• [TASK] Please work out how many lines in the material contain "icon" and give only that figure.
::: EXERCISE INPUT :::
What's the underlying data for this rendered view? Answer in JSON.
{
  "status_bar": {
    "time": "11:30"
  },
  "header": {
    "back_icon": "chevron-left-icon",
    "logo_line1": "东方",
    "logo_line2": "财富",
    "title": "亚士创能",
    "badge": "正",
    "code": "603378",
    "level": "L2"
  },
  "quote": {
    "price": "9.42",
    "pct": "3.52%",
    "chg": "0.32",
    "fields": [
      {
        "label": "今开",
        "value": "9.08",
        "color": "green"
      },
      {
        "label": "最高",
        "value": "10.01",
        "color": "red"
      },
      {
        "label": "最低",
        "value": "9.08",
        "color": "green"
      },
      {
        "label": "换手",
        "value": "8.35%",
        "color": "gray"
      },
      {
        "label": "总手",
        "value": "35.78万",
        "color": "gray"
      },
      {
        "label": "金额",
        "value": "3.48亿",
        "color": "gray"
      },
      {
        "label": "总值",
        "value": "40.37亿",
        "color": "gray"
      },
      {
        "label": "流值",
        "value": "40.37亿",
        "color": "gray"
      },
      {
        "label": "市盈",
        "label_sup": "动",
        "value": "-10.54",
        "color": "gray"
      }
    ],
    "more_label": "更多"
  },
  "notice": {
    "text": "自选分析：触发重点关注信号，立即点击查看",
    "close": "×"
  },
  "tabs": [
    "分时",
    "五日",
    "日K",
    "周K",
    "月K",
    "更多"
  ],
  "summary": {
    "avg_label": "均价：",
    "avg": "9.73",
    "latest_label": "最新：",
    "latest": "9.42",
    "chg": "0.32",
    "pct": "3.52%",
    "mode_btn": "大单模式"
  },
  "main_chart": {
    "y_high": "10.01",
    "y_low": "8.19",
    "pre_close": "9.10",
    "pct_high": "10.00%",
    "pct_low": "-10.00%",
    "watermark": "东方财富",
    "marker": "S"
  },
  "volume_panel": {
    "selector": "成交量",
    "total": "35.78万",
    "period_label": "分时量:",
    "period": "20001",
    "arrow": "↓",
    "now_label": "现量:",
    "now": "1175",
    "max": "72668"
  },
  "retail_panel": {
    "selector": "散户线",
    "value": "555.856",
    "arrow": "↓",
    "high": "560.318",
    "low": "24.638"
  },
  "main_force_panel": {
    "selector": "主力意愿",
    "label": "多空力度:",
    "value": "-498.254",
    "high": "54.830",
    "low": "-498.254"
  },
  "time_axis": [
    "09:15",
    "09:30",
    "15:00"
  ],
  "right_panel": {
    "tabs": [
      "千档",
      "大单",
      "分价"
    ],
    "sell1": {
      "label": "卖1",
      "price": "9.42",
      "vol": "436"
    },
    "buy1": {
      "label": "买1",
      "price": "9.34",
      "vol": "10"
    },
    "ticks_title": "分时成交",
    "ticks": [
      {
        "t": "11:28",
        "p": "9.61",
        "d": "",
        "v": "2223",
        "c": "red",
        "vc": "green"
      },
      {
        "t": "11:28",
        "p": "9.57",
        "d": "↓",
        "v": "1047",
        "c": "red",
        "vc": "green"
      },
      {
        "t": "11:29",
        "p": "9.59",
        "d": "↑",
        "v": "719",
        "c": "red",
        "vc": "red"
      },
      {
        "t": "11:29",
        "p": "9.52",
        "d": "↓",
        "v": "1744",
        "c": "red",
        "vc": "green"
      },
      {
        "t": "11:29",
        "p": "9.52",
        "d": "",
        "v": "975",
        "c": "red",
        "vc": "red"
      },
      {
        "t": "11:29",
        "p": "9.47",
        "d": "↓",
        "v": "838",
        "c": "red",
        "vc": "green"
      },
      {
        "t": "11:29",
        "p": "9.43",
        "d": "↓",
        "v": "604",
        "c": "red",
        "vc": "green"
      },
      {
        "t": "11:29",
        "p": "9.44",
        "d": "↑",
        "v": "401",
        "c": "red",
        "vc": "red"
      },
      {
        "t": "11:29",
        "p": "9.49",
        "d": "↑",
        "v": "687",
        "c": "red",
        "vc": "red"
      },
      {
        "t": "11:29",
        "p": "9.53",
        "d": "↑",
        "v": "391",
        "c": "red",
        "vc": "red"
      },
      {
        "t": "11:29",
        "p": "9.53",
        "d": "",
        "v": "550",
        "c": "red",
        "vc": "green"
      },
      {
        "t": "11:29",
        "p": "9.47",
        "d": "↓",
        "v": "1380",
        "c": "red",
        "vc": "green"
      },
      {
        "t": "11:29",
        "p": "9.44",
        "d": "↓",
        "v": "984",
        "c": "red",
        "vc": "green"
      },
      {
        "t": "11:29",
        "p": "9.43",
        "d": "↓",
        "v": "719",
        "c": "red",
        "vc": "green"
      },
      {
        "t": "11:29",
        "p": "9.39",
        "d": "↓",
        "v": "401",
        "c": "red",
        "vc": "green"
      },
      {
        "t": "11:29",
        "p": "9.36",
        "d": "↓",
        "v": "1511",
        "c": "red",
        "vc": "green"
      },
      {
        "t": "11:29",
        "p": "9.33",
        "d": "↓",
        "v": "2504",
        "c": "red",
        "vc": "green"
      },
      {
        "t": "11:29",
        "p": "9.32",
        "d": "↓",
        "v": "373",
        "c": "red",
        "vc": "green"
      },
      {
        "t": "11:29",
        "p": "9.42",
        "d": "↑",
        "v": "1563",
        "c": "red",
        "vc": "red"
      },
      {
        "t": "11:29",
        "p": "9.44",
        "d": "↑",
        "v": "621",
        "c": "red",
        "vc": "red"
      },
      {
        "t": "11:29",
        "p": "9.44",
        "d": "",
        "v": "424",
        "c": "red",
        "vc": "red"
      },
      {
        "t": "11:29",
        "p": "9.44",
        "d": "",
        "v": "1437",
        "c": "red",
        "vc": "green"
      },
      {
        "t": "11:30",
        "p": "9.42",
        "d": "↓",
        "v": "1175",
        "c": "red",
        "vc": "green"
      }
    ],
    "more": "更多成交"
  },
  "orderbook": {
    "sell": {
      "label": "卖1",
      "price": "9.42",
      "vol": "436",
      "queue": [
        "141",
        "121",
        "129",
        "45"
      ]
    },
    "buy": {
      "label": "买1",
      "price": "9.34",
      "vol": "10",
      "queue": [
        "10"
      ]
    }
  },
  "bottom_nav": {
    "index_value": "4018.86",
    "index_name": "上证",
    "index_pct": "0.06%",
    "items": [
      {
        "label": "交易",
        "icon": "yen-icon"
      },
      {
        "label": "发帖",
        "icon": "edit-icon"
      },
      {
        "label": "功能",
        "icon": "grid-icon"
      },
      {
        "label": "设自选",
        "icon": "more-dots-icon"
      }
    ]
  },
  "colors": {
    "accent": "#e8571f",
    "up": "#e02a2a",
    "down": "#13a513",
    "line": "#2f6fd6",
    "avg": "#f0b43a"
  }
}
:::
• [WRITTEN REPLY] 5